#### Information given

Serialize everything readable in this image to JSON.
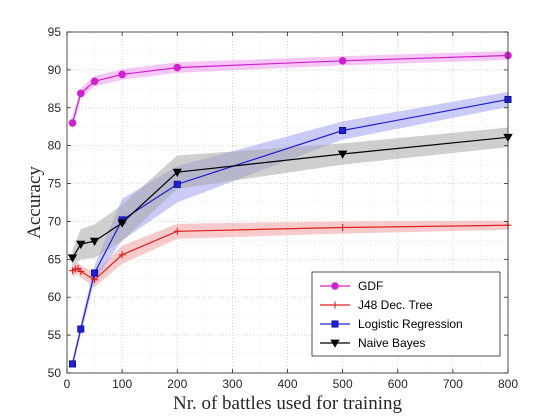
{
  "chart_data": {
    "type": "line",
    "xlabel": "Nr. of battles used for training",
    "ylabel": "Accuracy",
    "xlim": [
      0,
      800
    ],
    "ylim": [
      50,
      95
    ],
    "xticks": [
      0,
      100,
      200,
      300,
      400,
      500,
      600,
      700,
      800
    ],
    "yticks": [
      50,
      55,
      60,
      65,
      70,
      75,
      80,
      85,
      90,
      95
    ],
    "grid": true,
    "legend_position": "bottom-right",
    "series": [
      {
        "name": "GDF",
        "color": "#d020d0",
        "band_color": "#ee99ee",
        "marker": "circle",
        "x": [
          10,
          25,
          50,
          100,
          200,
          500,
          800
        ],
        "y": [
          83.0,
          86.9,
          88.5,
          89.4,
          90.3,
          91.2,
          91.9
        ],
        "lower": [
          82.0,
          86.2,
          87.8,
          88.7,
          89.6,
          90.6,
          91.3
        ],
        "upper": [
          84.0,
          87.6,
          89.2,
          90.1,
          91.0,
          91.8,
          92.5
        ]
      },
      {
        "name": "J48 Dec. Tree",
        "color": "#e02020",
        "band_color": "#f0a0a0",
        "marker": "plus",
        "x": [
          10,
          15,
          20,
          25,
          50,
          100,
          200,
          500,
          800
        ],
        "y": [
          63.5,
          63.7,
          63.8,
          63.4,
          62.3,
          65.6,
          68.7,
          69.2,
          69.5
        ],
        "lower": [
          62.7,
          62.9,
          63.0,
          62.6,
          61.3,
          64.4,
          67.7,
          68.4,
          68.9
        ],
        "upper": [
          64.3,
          64.5,
          64.6,
          64.2,
          63.3,
          66.8,
          69.7,
          70.0,
          70.1
        ]
      },
      {
        "name": "Logistic Regression",
        "color": "#2020d0",
        "band_color": "#a0a0f0",
        "marker": "square",
        "x": [
          10,
          25,
          50,
          100,
          200,
          500,
          800
        ],
        "y": [
          51.2,
          55.8,
          63.2,
          70.2,
          74.9,
          82.0,
          86.1
        ],
        "lower": [
          50.6,
          55.0,
          62.2,
          67.5,
          72.5,
          80.8,
          85.1
        ],
        "upper": [
          51.8,
          56.6,
          64.2,
          73.0,
          77.3,
          83.2,
          87.1
        ]
      },
      {
        "name": "Naive Bayes",
        "color": "#000000",
        "band_color": "#a8a8a8",
        "marker": "triangle-down",
        "x": [
          10,
          25,
          50,
          100,
          200,
          500,
          800
        ],
        "y": [
          65.2,
          67.0,
          67.4,
          69.8,
          76.5,
          78.9,
          81.1
        ],
        "lower": [
          64.2,
          65.0,
          65.2,
          67.4,
          74.3,
          77.5,
          79.8
        ],
        "upper": [
          66.2,
          69.0,
          69.6,
          72.2,
          78.7,
          80.3,
          82.4
        ]
      }
    ]
  }
}
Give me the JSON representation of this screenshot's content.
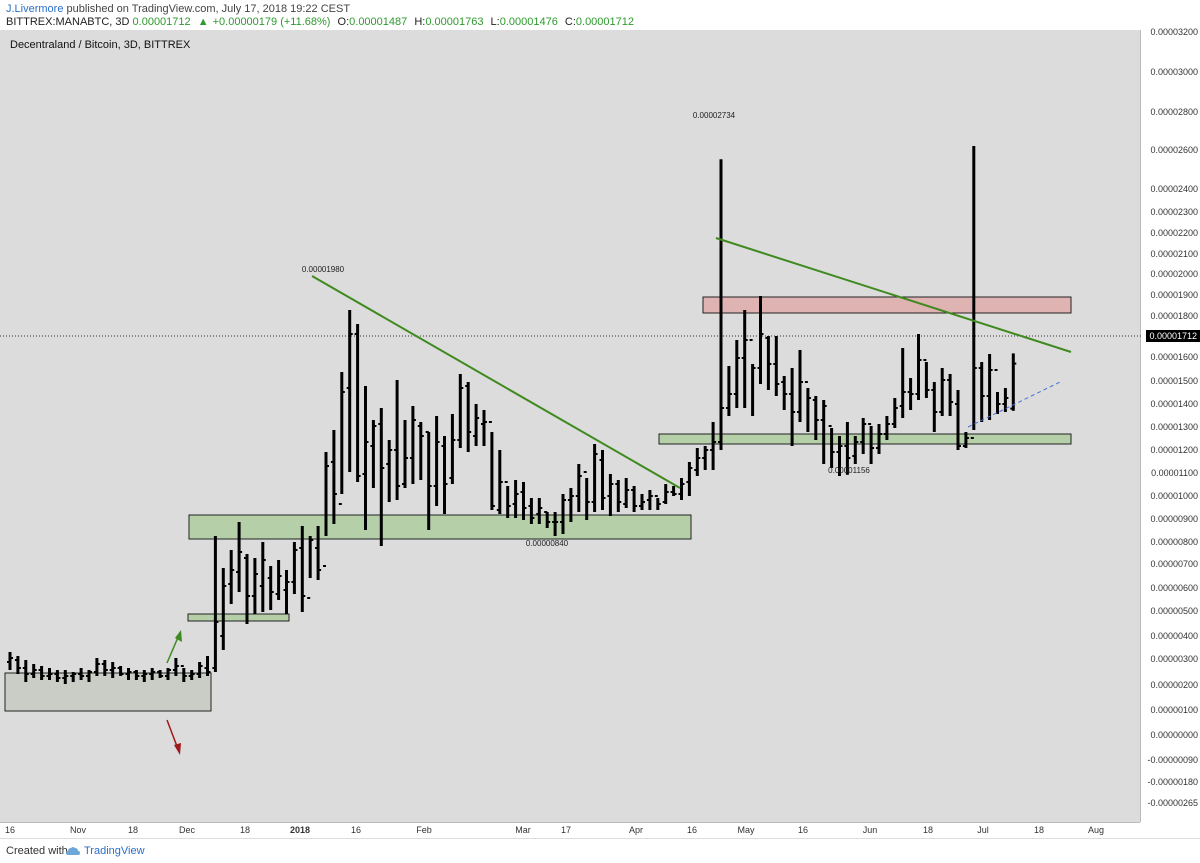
{
  "header": {
    "author": "J.Livermore",
    "published": "published on TradingView.com, July 17, 2018 19:22 CEST",
    "symbol": "BITTREX:MANABTC, 3D",
    "last": "0.00001712",
    "change": "+0.00000179 (+11.68%)",
    "o_label": "O:",
    "o_value": "0.00001487",
    "h_label": "H:",
    "h_value": "0.00001763",
    "l_label": "L:",
    "l_value": "0.00001476",
    "c_label": "C:",
    "c_value": "0.00001712"
  },
  "chart_title": "Decentraland / Bitcoin, 3D, BITTREX",
  "footer": {
    "created_with": "Created with",
    "brand": "TradingView"
  },
  "current_price_label": "0.00001712",
  "annotations": {
    "high1": "0.00001980",
    "high2": "0.00002734",
    "low1": "0.00000840",
    "low2": "0.00001156"
  },
  "colors": {
    "background": "#dcdcdc",
    "bars": "#000000",
    "trendline": "#3f8a1f",
    "support_zone": "#b5cfa9",
    "resistance_zone": "#e0b3b3",
    "up_arrow": "#3f8a1f",
    "down_arrow": "#a11a1a",
    "dashed_line": "#4a6fd8"
  },
  "icons": {
    "tradingview": "tradingview-cloud-icon"
  },
  "chart_data": {
    "type": "bar",
    "title": "Decentraland / Bitcoin, 3D, BITTREX",
    "x_ticks": [
      "16",
      "Nov",
      "18",
      "Dec",
      "18",
      "2018",
      "16",
      "Feb",
      "Mar",
      "17",
      "Apr",
      "16",
      "May",
      "16",
      "Jun",
      "18",
      "Jul",
      "18",
      "Aug"
    ],
    "y_ticks": [
      "0.00003200",
      "0.00003000",
      "0.00002800",
      "0.00002600",
      "0.00002400",
      "0.00002300",
      "0.00002200",
      "0.00002100",
      "0.00002000",
      "0.00001900",
      "0.00001800",
      "0.00001700",
      "0.00001600",
      "0.00001500",
      "0.00001400",
      "0.00001300",
      "0.00001200",
      "0.00001100",
      "0.00001000",
      "0.00000900",
      "0.00000800",
      "0.00000700",
      "0.00000600",
      "0.00000500",
      "0.00000400",
      "0.00000300",
      "0.00000200",
      "0.00000100",
      "0.00000000",
      "-0.00000090",
      "-0.00000180",
      "-0.00000265"
    ],
    "candles": [
      [
        2.7,
        1.8,
        2.2,
        2.4
      ],
      [
        2.5,
        1.6,
        2.3,
        1.9
      ],
      [
        2.3,
        1.2,
        1.9,
        1.6
      ],
      [
        2.1,
        1.4,
        1.6,
        1.8
      ],
      [
        2.0,
        1.3,
        1.8,
        1.5
      ],
      [
        1.9,
        1.3,
        1.5,
        1.6
      ],
      [
        1.8,
        1.2,
        1.6,
        1.4
      ],
      [
        1.8,
        1.1,
        1.4,
        1.5
      ],
      [
        1.7,
        1.2,
        1.5,
        1.6
      ],
      [
        1.9,
        1.3,
        1.6,
        1.5
      ],
      [
        1.8,
        1.2,
        1.5,
        1.7
      ],
      [
        2.4,
        1.5,
        1.7,
        2.1
      ],
      [
        2.3,
        1.5,
        2.1,
        1.8
      ],
      [
        2.2,
        1.4,
        1.8,
        1.9
      ],
      [
        2.0,
        1.5,
        1.9,
        1.6
      ],
      [
        1.9,
        1.3,
        1.6,
        1.7
      ],
      [
        1.8,
        1.3,
        1.7,
        1.5
      ],
      [
        1.8,
        1.2,
        1.5,
        1.6
      ],
      [
        1.9,
        1.3,
        1.6,
        1.7
      ],
      [
        1.8,
        1.4,
        1.7,
        1.5
      ],
      [
        1.9,
        1.3,
        1.5,
        1.8
      ],
      [
        2.4,
        1.5,
        1.8,
        2.0
      ],
      [
        1.9,
        1.2,
        2.0,
        1.5
      ],
      [
        1.8,
        1.3,
        1.5,
        1.6
      ],
      [
        2.2,
        1.4,
        1.6,
        2.0
      ],
      [
        2.5,
        1.5,
        1.9,
        1.7
      ],
      [
        8.5,
        1.7,
        1.9,
        4.2
      ],
      [
        6.9,
        2.8,
        3.5,
        6.0
      ],
      [
        7.8,
        5.1,
        6.1,
        6.8
      ],
      [
        9.2,
        5.7,
        6.7,
        7.7
      ],
      [
        7.6,
        4.1,
        7.4,
        5.5
      ],
      [
        7.4,
        4.6,
        5.5,
        6.6
      ],
      [
        8.2,
        4.7,
        6.0,
        7.3
      ],
      [
        7.0,
        4.8,
        6.4,
        5.7
      ],
      [
        7.3,
        5.3,
        5.6,
        6.5
      ],
      [
        6.8,
        4.6,
        5.8,
        6.2
      ],
      [
        8.2,
        5.6,
        6.2,
        7.8
      ],
      [
        9.0,
        4.7,
        7.9,
        5.5
      ],
      [
        8.5,
        6.4,
        5.4,
        8.3
      ],
      [
        9.0,
        6.3,
        7.9,
        6.8
      ],
      [
        12.7,
        8.5,
        7.0,
        12.0
      ],
      [
        13.8,
        9.1,
        12.2,
        10.6
      ],
      [
        16.7,
        10.6,
        10.1,
        15.7
      ],
      [
        19.8,
        11.7,
        15.9,
        18.6
      ],
      [
        19.1,
        11.2,
        18.6,
        11.5
      ],
      [
        16.0,
        8.8,
        11.6,
        13.2
      ],
      [
        14.3,
        10.9,
        13.0,
        14.0
      ],
      [
        14.9,
        8.0,
        14.1,
        11.9
      ],
      [
        13.3,
        10.2,
        12.1,
        12.8
      ],
      [
        16.3,
        10.3,
        12.8,
        11.0
      ],
      [
        14.3,
        10.9,
        11.1,
        12.4
      ],
      [
        15.0,
        11.1,
        12.4,
        14.3
      ],
      [
        14.2,
        11.3,
        14.0,
        13.5
      ],
      [
        13.7,
        8.8,
        13.7,
        11.0
      ],
      [
        14.5,
        10.0,
        11.0,
        13.2
      ],
      [
        13.5,
        9.6,
        13.0,
        11.1
      ],
      [
        14.6,
        11.1,
        11.4,
        13.3
      ],
      [
        16.6,
        12.9,
        13.3,
        15.9
      ],
      [
        16.2,
        12.7,
        16.0,
        13.7
      ],
      [
        15.1,
        13.0,
        13.5,
        14.4
      ],
      [
        14.8,
        13.0,
        14.1,
        14.2
      ],
      [
        13.7,
        9.8,
        14.2,
        10.0
      ],
      [
        12.8,
        9.6,
        9.8,
        11.2
      ],
      [
        11.0,
        9.4,
        11.2,
        10.0
      ],
      [
        11.3,
        9.4,
        10.1,
        10.6
      ],
      [
        11.2,
        9.3,
        10.7,
        9.9
      ],
      [
        10.4,
        9.1,
        10.0,
        9.4
      ],
      [
        10.4,
        9.1,
        9.6,
        9.9
      ],
      [
        9.7,
        8.9,
        9.7,
        9.2
      ],
      [
        9.7,
        8.5,
        9.2,
        9.2
      ],
      [
        10.6,
        8.6,
        9.2,
        10.3
      ],
      [
        10.9,
        9.2,
        10.3,
        10.5
      ],
      [
        12.1,
        9.7,
        10.5,
        11.5
      ],
      [
        11.4,
        9.3,
        11.7,
        10.2
      ],
      [
        13.1,
        9.7,
        10.2,
        12.6
      ],
      [
        12.8,
        9.8,
        12.3,
        10.4
      ],
      [
        11.6,
        9.5,
        10.5,
        11.1
      ],
      [
        11.3,
        9.7,
        11.1,
        10.2
      ],
      [
        11.4,
        9.9,
        10.1,
        10.8
      ],
      [
        11.0,
        9.7,
        10.8,
        10.0
      ],
      [
        10.6,
        9.8,
        10.0,
        10.2
      ],
      [
        10.8,
        9.8,
        10.3,
        10.5
      ],
      [
        10.4,
        9.8,
        10.5,
        10.1
      ],
      [
        11.1,
        10.1,
        10.2,
        10.7
      ],
      [
        11.0,
        10.5,
        10.7,
        10.6
      ],
      [
        11.4,
        10.3,
        10.6,
        11.1
      ],
      [
        12.2,
        10.5,
        11.2,
        11.9
      ],
      [
        12.9,
        11.5,
        11.8,
        12.4
      ],
      [
        13.0,
        11.8,
        12.4,
        12.8
      ],
      [
        14.2,
        11.8,
        12.8,
        13.2
      ],
      [
        27.34,
        12.8,
        13.2,
        14.9
      ],
      [
        17.0,
        14.5,
        14.9,
        15.6
      ],
      [
        18.3,
        14.9,
        15.6,
        17.4
      ],
      [
        19.8,
        14.9,
        17.4,
        18.3
      ],
      [
        17.1,
        14.5,
        18.3,
        16.9
      ],
      [
        20.5,
        16.1,
        16.9,
        18.6
      ],
      [
        18.5,
        15.8,
        18.4,
        17.1
      ],
      [
        18.5,
        15.5,
        17.1,
        16.1
      ],
      [
        16.5,
        14.8,
        16.2,
        15.6
      ],
      [
        16.9,
        13.0,
        15.6,
        14.7
      ],
      [
        17.8,
        14.2,
        14.7,
        16.2
      ],
      [
        15.9,
        13.7,
        16.2,
        15.4
      ],
      [
        15.5,
        13.3,
        15.3,
        14.3
      ],
      [
        15.3,
        12.1,
        14.3,
        15.0
      ],
      [
        13.9,
        11.9,
        14.0,
        12.7
      ],
      [
        13.5,
        11.5,
        12.7,
        13.0
      ],
      [
        14.2,
        11.56,
        13.0,
        12.4
      ],
      [
        13.5,
        12.1,
        12.5,
        13.2
      ],
      [
        14.4,
        12.6,
        13.2,
        14.1
      ],
      [
        14.0,
        12.1,
        14.1,
        12.9
      ],
      [
        14.1,
        12.6,
        12.9,
        13.6
      ],
      [
        14.5,
        13.3,
        13.6,
        14.1
      ],
      [
        15.4,
        13.9,
        14.1,
        14.9
      ],
      [
        17.9,
        14.4,
        15.0,
        15.7
      ],
      [
        16.4,
        14.8,
        15.7,
        15.6
      ],
      [
        18.6,
        15.3,
        15.6,
        17.3
      ],
      [
        17.2,
        15.4,
        17.3,
        15.8
      ],
      [
        16.2,
        13.7,
        15.8,
        14.7
      ],
      [
        16.9,
        14.5,
        14.7,
        16.3
      ],
      [
        16.6,
        14.5,
        16.3,
        15.2
      ],
      [
        15.8,
        12.8,
        15.1,
        13.0
      ],
      [
        13.7,
        12.9,
        13.0,
        13.4
      ],
      [
        28.0,
        13.8,
        13.4,
        16.9
      ],
      [
        17.2,
        14.2,
        16.9,
        15.5
      ],
      [
        17.6,
        14.3,
        15.5,
        16.8
      ],
      [
        15.7,
        14.6,
        16.8,
        15.1
      ],
      [
        15.9,
        14.7,
        15.1,
        15.4
      ],
      [
        17.63,
        14.76,
        14.87,
        17.12
      ]
    ]
  }
}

########

## Directive
Look through the material and say how many lines hold "JSON". Give the number only.

## Completed task
2